## Written exercise
Identify all lines below that hold "title" and collect them.

***** Data provided

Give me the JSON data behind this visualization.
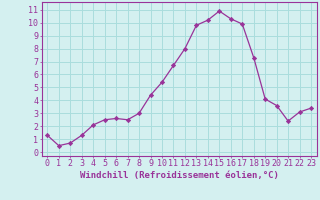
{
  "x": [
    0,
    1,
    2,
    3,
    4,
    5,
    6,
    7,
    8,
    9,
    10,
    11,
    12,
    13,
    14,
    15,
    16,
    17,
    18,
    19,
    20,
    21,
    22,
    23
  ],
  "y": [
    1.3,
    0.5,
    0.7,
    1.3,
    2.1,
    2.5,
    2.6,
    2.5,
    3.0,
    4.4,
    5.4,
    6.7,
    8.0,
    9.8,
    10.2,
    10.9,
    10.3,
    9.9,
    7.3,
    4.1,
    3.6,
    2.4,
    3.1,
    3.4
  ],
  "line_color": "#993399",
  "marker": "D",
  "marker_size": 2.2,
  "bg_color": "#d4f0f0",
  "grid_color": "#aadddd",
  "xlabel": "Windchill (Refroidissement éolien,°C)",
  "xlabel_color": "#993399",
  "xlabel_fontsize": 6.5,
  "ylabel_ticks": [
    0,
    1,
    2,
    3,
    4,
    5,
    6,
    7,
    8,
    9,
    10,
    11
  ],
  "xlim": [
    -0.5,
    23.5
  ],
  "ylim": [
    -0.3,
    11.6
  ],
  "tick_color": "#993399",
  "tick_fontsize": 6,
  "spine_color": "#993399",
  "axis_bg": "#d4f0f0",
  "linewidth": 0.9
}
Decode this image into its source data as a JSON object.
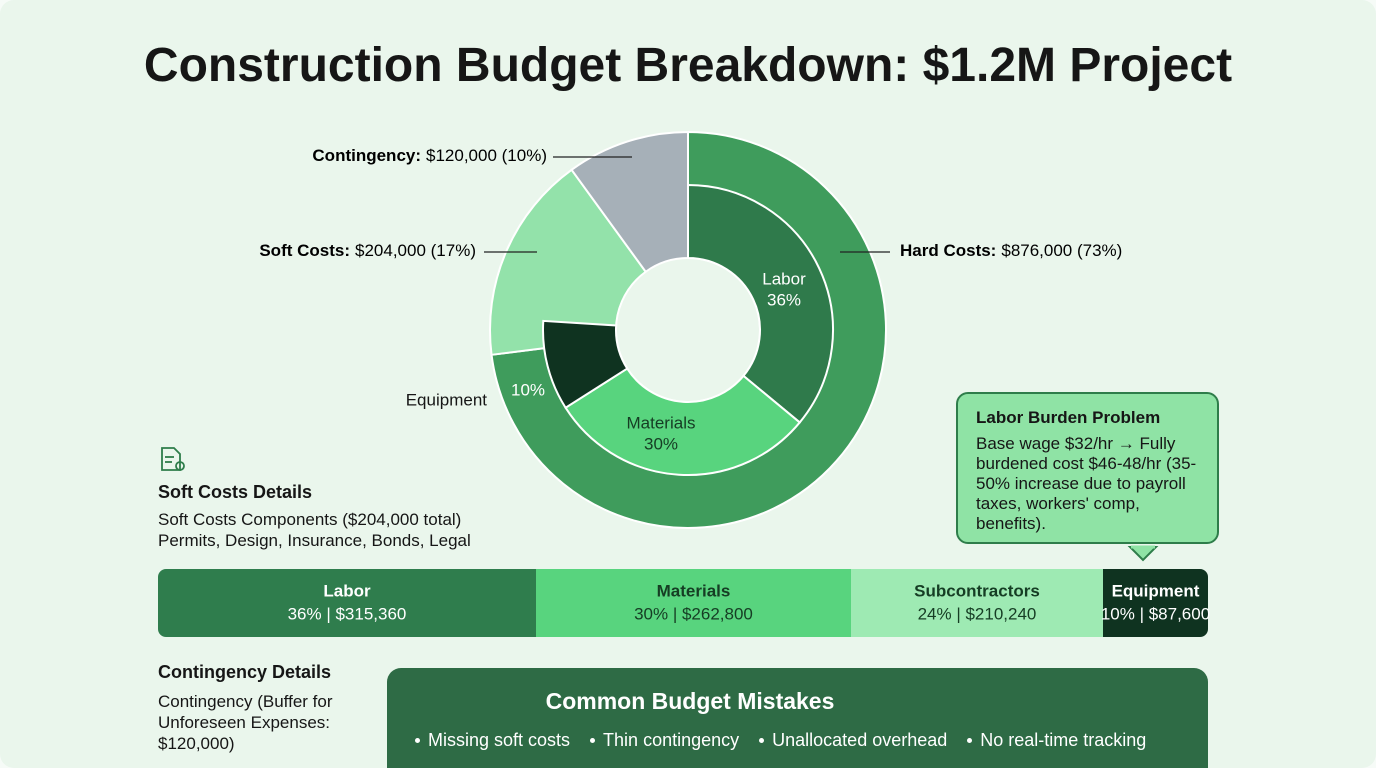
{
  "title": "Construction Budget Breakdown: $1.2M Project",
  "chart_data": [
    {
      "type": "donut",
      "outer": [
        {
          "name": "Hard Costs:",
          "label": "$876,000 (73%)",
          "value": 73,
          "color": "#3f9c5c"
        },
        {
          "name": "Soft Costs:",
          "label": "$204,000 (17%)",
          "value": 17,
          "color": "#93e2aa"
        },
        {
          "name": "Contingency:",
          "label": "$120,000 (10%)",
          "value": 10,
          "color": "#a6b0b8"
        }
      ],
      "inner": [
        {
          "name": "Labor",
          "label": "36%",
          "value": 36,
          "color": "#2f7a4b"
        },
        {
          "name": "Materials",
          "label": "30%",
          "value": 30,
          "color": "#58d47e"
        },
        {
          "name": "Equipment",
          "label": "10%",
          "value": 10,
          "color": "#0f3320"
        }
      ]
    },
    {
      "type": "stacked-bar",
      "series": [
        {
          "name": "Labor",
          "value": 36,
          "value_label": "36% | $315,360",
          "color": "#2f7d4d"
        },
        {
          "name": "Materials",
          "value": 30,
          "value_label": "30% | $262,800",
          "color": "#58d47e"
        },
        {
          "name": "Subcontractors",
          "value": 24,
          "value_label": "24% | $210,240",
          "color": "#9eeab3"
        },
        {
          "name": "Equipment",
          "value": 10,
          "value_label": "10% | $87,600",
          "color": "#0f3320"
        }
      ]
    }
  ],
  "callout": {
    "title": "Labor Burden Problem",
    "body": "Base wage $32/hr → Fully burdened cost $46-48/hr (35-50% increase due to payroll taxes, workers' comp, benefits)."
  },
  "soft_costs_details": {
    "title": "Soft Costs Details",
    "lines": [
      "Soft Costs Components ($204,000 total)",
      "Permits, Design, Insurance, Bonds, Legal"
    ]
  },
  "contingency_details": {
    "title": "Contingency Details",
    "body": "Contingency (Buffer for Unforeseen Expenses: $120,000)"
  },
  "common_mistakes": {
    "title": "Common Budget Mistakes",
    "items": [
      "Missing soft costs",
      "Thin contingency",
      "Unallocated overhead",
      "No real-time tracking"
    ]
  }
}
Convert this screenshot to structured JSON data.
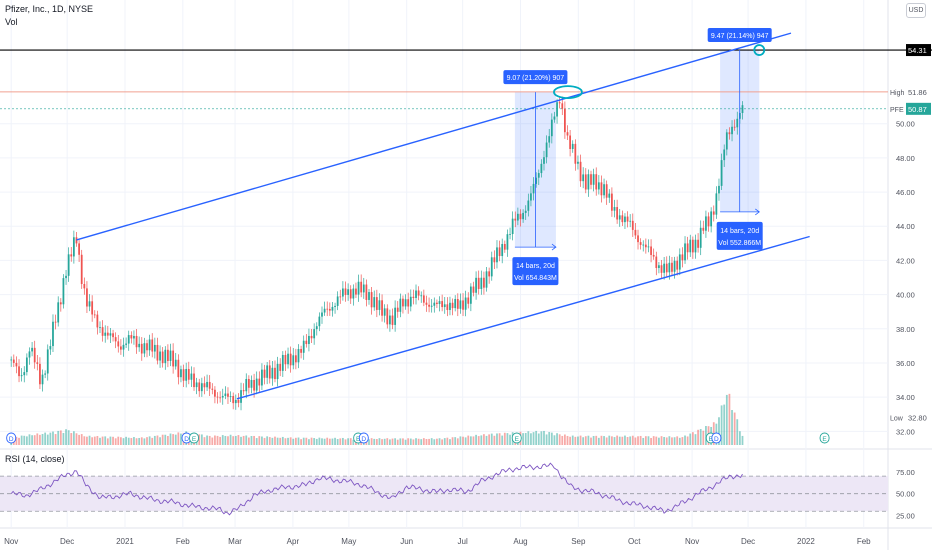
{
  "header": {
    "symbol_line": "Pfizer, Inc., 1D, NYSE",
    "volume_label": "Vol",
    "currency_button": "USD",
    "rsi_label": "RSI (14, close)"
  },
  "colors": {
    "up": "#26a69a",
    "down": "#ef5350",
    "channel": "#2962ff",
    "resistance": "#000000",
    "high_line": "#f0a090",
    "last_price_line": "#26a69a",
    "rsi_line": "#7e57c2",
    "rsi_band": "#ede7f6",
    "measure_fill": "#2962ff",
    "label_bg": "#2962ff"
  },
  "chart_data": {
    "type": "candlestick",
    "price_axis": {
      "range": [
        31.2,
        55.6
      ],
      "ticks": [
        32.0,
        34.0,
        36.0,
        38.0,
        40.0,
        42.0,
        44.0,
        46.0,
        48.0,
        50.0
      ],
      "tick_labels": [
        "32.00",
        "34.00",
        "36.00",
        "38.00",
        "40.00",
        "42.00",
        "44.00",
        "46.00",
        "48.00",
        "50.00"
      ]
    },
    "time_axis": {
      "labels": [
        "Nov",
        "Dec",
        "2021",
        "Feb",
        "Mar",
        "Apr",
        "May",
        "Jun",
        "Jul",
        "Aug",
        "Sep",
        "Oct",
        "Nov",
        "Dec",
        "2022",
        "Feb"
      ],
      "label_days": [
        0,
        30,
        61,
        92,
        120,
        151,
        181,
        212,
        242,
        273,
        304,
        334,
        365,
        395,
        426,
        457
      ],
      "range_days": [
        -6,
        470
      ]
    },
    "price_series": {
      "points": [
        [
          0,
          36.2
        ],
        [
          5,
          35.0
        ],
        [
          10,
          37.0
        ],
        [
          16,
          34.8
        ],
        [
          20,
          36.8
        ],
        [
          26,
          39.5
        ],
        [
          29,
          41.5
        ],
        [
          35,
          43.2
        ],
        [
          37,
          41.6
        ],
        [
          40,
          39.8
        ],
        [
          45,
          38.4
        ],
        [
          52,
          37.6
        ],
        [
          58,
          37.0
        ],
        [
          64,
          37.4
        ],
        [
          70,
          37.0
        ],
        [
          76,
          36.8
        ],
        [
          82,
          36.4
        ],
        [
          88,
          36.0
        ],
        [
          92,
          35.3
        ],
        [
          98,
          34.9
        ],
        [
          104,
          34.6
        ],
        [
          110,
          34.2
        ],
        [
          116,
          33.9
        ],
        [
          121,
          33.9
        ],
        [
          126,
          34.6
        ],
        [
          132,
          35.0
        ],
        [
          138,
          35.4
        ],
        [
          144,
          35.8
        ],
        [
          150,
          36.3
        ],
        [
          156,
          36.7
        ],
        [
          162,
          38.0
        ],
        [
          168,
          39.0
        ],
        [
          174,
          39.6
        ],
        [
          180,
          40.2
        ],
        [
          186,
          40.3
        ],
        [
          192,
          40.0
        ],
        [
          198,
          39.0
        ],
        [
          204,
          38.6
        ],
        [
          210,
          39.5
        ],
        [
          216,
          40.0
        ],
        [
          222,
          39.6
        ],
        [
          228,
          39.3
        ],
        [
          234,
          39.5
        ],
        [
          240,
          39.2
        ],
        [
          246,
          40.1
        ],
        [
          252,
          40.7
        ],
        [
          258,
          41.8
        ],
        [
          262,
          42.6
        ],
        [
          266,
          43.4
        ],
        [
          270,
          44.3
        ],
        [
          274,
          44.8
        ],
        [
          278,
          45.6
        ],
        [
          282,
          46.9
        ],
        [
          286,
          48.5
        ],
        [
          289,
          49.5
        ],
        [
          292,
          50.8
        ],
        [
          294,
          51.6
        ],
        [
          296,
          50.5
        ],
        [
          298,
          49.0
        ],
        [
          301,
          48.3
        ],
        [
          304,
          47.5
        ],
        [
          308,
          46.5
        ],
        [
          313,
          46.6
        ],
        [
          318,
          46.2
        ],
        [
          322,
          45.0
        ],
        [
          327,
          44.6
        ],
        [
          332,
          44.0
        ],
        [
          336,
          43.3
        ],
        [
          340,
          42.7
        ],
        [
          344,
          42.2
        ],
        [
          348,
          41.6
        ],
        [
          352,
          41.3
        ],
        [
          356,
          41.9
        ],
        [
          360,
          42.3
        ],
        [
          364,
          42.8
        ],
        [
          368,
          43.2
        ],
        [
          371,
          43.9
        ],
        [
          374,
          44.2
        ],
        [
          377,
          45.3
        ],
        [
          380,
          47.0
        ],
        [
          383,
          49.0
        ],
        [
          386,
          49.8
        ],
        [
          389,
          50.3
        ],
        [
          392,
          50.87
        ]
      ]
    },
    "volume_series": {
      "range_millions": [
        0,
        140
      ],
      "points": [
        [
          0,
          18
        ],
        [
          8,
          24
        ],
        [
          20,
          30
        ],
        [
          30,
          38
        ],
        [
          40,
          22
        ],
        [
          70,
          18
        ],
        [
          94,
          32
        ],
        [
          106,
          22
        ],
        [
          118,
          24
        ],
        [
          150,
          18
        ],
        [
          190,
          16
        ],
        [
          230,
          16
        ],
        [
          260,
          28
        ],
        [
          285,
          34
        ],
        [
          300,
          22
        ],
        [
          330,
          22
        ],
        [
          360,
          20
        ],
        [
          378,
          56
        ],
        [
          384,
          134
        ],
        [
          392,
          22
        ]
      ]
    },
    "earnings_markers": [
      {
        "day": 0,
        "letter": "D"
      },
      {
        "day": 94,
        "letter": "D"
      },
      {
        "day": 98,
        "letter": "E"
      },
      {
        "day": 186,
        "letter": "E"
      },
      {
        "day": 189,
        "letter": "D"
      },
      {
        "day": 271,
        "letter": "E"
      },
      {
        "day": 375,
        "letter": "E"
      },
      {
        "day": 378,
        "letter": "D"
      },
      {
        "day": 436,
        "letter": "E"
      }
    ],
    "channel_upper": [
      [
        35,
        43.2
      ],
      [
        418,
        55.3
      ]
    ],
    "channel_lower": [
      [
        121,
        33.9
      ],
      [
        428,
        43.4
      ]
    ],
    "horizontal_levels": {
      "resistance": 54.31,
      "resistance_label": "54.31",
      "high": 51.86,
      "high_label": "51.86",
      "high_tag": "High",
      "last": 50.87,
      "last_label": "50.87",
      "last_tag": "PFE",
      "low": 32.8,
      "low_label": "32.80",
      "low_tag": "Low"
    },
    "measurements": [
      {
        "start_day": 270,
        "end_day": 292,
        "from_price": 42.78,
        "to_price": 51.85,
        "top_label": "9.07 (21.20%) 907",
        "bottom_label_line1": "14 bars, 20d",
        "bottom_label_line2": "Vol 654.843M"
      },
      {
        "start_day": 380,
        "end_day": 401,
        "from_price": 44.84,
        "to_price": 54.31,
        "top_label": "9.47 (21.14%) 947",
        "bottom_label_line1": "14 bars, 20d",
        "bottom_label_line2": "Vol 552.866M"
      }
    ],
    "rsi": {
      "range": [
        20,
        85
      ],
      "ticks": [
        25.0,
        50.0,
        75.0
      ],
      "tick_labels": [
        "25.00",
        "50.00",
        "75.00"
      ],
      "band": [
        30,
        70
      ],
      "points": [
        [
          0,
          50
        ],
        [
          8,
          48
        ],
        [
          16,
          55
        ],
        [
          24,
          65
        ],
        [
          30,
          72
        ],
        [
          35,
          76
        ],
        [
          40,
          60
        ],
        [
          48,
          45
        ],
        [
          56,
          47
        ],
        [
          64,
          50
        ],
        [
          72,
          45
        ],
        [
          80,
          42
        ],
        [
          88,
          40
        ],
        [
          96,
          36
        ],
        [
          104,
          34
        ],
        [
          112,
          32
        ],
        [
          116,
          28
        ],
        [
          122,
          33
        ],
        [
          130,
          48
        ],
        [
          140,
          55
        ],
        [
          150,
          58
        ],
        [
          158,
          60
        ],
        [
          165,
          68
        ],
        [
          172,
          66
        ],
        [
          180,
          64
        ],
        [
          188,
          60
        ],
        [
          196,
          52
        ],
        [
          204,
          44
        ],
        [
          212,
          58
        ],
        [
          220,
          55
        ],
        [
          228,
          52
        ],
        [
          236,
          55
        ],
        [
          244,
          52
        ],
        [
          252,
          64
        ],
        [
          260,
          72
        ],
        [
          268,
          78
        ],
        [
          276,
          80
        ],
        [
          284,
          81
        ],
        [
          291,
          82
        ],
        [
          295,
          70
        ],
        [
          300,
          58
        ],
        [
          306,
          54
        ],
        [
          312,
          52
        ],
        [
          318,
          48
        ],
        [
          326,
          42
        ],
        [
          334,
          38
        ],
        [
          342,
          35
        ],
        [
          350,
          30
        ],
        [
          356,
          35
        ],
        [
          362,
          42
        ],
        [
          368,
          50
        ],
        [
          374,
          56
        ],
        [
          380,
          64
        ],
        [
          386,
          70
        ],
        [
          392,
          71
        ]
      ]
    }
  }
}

**********

## Correct answer
  "title": "Construction Budget Breakdown: $1.2M Project",
    "title": "Labor Burden Problem",
    "title": "Soft Costs Details",
    "title": "Contingency Details",
    "title": "Common Budget Mistakes",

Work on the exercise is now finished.